**WHAT TO WORK ON:**
Look through the lines below and extract any with the word "сдачи".

**THE INPUT:**
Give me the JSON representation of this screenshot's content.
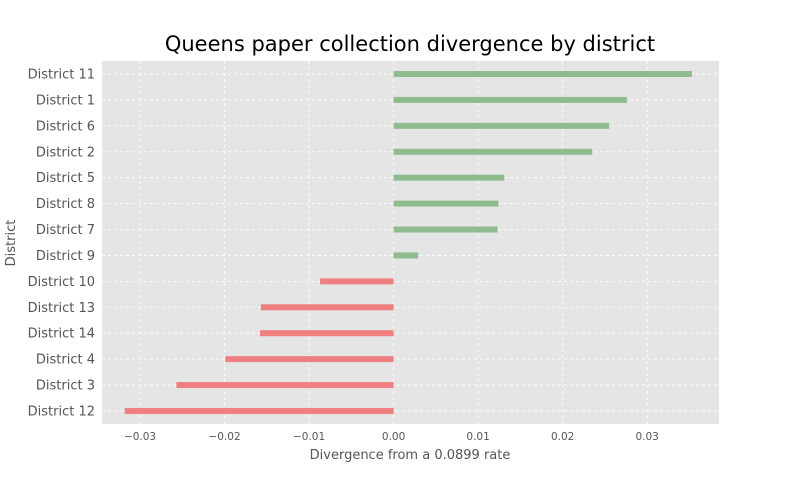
{
  "colors": {
    "positive": "#8fbc8f",
    "negative": "#f08080",
    "plot_background": "#e5e5e5",
    "grid": "#ffffff",
    "text": "#555555"
  },
  "chart_data": {
    "type": "bar",
    "orientation": "horizontal",
    "title": "Queens paper collection divergence by district",
    "xlabel": "Divergence from a 0.0899 rate",
    "ylabel": "District",
    "xlim": [
      -0.0345,
      0.0385
    ],
    "xticks": [
      -0.03,
      -0.02,
      -0.01,
      0.0,
      0.01,
      0.02,
      0.03
    ],
    "xtick_labels": [
      "−0.03",
      "−0.02",
      "−0.01",
      "0.00",
      "0.01",
      "0.02",
      "0.03"
    ],
    "grid": true,
    "categories": [
      "District 11",
      "District 1",
      "District 6",
      "District 2",
      "District 5",
      "District 8",
      "District 7",
      "District 9",
      "District 10",
      "District 13",
      "District 14",
      "District 4",
      "District 3",
      "District 12"
    ],
    "values": [
      0.0353,
      0.0276,
      0.0255,
      0.0235,
      0.0131,
      0.0124,
      0.0123,
      0.0029,
      -0.0087,
      -0.0157,
      -0.0158,
      -0.0199,
      -0.0257,
      -0.0318
    ]
  }
}
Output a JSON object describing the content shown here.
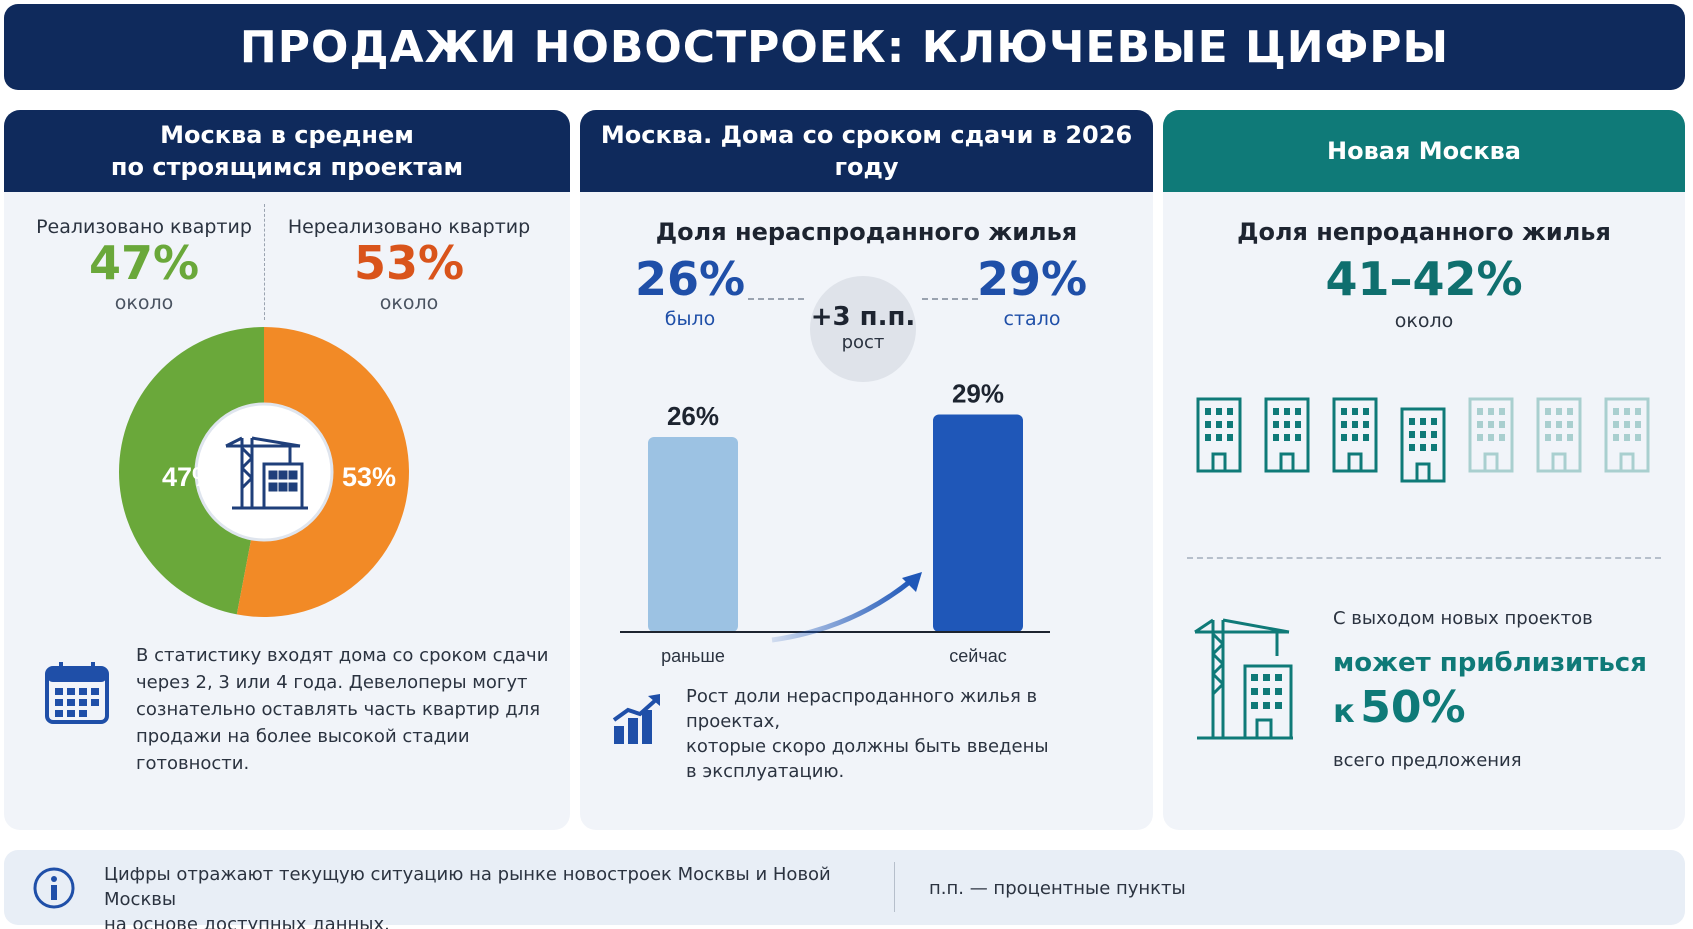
{
  "title": "ПРОДАЖИ НОВОСТРОЕК: КЛЮЧЕВЫЕ ЦИФРЫ",
  "colors": {
    "navy": "#0f2a5c",
    "teal": "#0f7a78",
    "green": "#6aa83a",
    "orange": "#f28a26",
    "bar_before": "#9cc2e3",
    "bar_now": "#1f57b8"
  },
  "panel1": {
    "header_line1": "Москва в среднем",
    "header_line2": "по строящимся проектам",
    "sold_label": "Реализовано квартир",
    "sold_value": "47%",
    "sold_note": "около",
    "unsold_label": "Нереализовано квартир",
    "unsold_value": "53%",
    "unsold_note": "около",
    "center_icon": "crane-building-icon",
    "note_icon": "calendar-icon",
    "note_line1": "В статистику входят дома со сроком сдачи",
    "note_line2": "через 2, 3 или 4 года. Девелоперы могут",
    "note_line3": "сознательно оставлять часть квартир для",
    "note_line4": "продажи на более высокой стадии готовности."
  },
  "panel2": {
    "header": "Москва. Дома со сроком сдачи в 2026 году",
    "subtitle": "Доля нераспроданного жилья",
    "before_value": "26%",
    "before_label": "было",
    "change_value": "+3 п.п.",
    "change_label": "рост",
    "after_value": "29%",
    "after_label": "стало",
    "note_icon": "growth-chart-icon",
    "note_line1": "Рост доли нераспроданного жилья в проектах,",
    "note_line2": "которые скоро должны быть введены",
    "note_line3": "в эксплуатацию."
  },
  "panel3": {
    "header": "Новая Москва",
    "subtitle": "Доля непроданного жилья",
    "value": "41–42%",
    "value_note": "около",
    "buildings_filled": 4,
    "buildings_total": 7,
    "building_icon": "building-icon",
    "crane_icon": "crane-icon",
    "line1": "С выходом новых проектов",
    "line2": "может приблизиться",
    "line3_prefix": "к",
    "line3_value": "50%",
    "line4": "всего предложения"
  },
  "footer": {
    "info_icon": "info-icon",
    "line1": "Цифры отражают текущую ситуацию на рынке новостроек Москвы и Новой Москвы",
    "line2": "на основе доступных данных.",
    "abbr": "п.п. — процентные пункты"
  },
  "chart_data": [
    {
      "type": "pie",
      "categories": [
        "Реализовано квартир",
        "Нереализовано квартир"
      ],
      "values": [
        47,
        53
      ],
      "data_labels": [
        "47%",
        "53%"
      ],
      "colors": [
        "#6aa83a",
        "#f28a26"
      ]
    },
    {
      "type": "bar",
      "categories": [
        "раньше",
        "сейчас"
      ],
      "values": [
        26,
        29
      ],
      "data_labels": [
        "26%",
        "29%"
      ],
      "ylim": [
        0,
        32
      ],
      "colors": [
        "#9cc2e3",
        "#1f57b8"
      ]
    }
  ]
}
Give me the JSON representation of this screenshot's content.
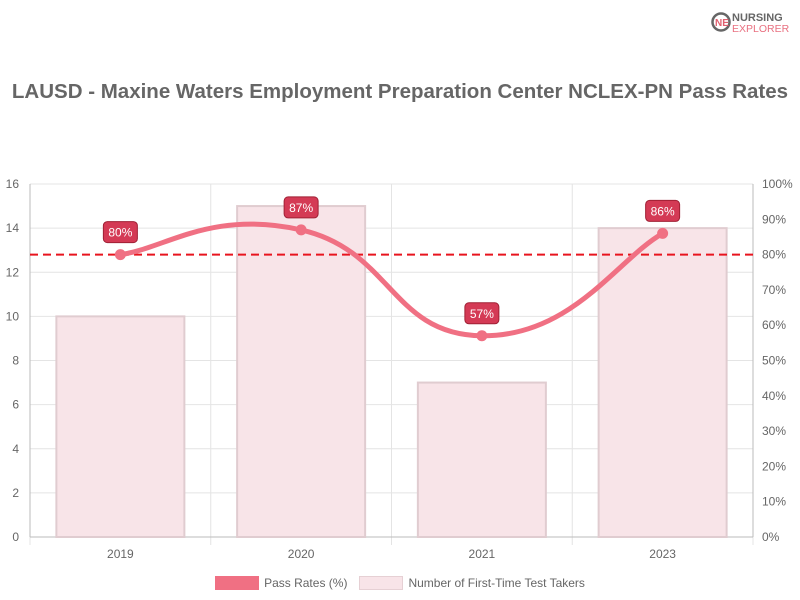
{
  "logo": {
    "line1": "NURSING",
    "line2": "EXPLORER"
  },
  "chart_data": {
    "type": "bar+line",
    "title": "LAUSD - Maxine Waters Employment Preparation Center NCLEX-PN Pass Rates",
    "categories": [
      "2019",
      "2020",
      "2021",
      "2023"
    ],
    "series": [
      {
        "name": "Pass Rates (%)",
        "type": "line",
        "axis": "right",
        "values": [
          80,
          87,
          57,
          86
        ],
        "labels": [
          "80%",
          "87%",
          "57%",
          "86%"
        ],
        "color": "#f07083"
      },
      {
        "name": "Number of First-Time Test Takers",
        "type": "bar",
        "axis": "left",
        "values": [
          10,
          15,
          7,
          14
        ],
        "color": "#f8e4e8"
      }
    ],
    "reference_line": {
      "value": 80,
      "axis": "right",
      "style": "dashed",
      "color": "#e8141e"
    },
    "y_left": {
      "min": 0,
      "max": 16,
      "ticks": [
        "0",
        "2",
        "4",
        "6",
        "8",
        "10",
        "12",
        "14",
        "16"
      ]
    },
    "y_right": {
      "min": 0,
      "max": 100,
      "ticks": [
        "0%",
        "10%",
        "20%",
        "30%",
        "40%",
        "50%",
        "60%",
        "70%",
        "80%",
        "90%",
        "100%"
      ]
    },
    "grid": true,
    "legend": "bottom"
  }
}
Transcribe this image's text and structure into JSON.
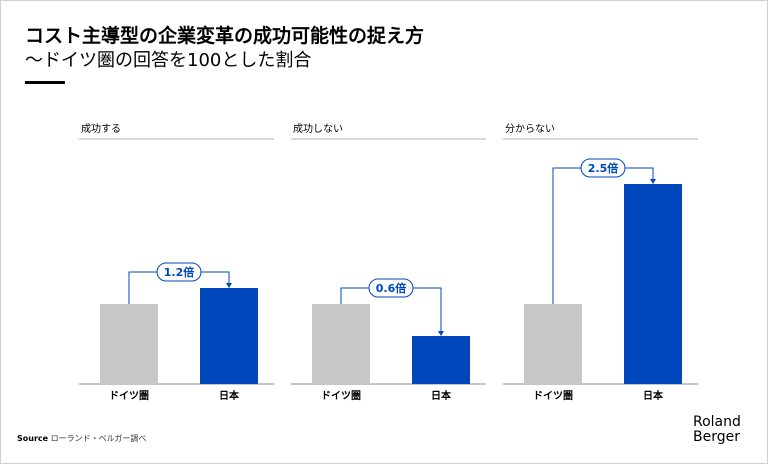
{
  "title": "コスト主導型の企業変革の成功可能性の捉え方",
  "subtitle": "〜ドイツ圏の回答を100とした割合",
  "source_label": "Source",
  "source_text": "ローランド・ベルガー調べ",
  "logo": [
    "Roland",
    "Berger"
  ],
  "colors": {
    "germany": "#c8c8c8",
    "japan": "#0047bb",
    "annotation": "#0047bb"
  },
  "chart_data": [
    {
      "type": "bar",
      "title": "成功する",
      "categories": [
        "ドイツ圏",
        "日本"
      ],
      "values": [
        100,
        120
      ],
      "annotation": "1.2倍"
    },
    {
      "type": "bar",
      "title": "成功しない",
      "categories": [
        "ドイツ圏",
        "日本"
      ],
      "values": [
        100,
        60
      ],
      "annotation": "0.6倍"
    },
    {
      "type": "bar",
      "title": "分からない",
      "categories": [
        "ドイツ圏",
        "日本"
      ],
      "values": [
        100,
        250
      ],
      "annotation": "2.5倍"
    }
  ]
}
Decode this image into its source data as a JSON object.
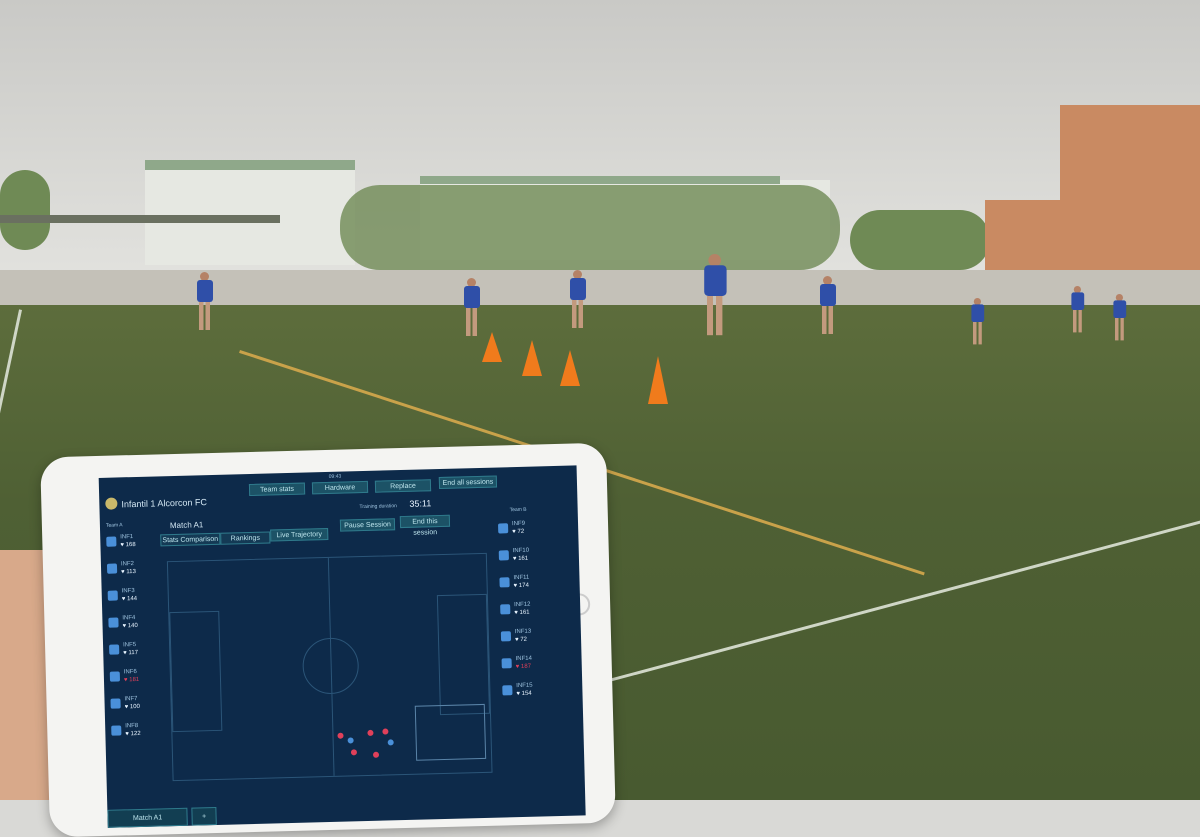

**THE OUTPUT:**
    "note_line1": "В статистику входят дома со сроком сдачи",
    "header": "Москва. Дома со сроком сдачи в 2026 году",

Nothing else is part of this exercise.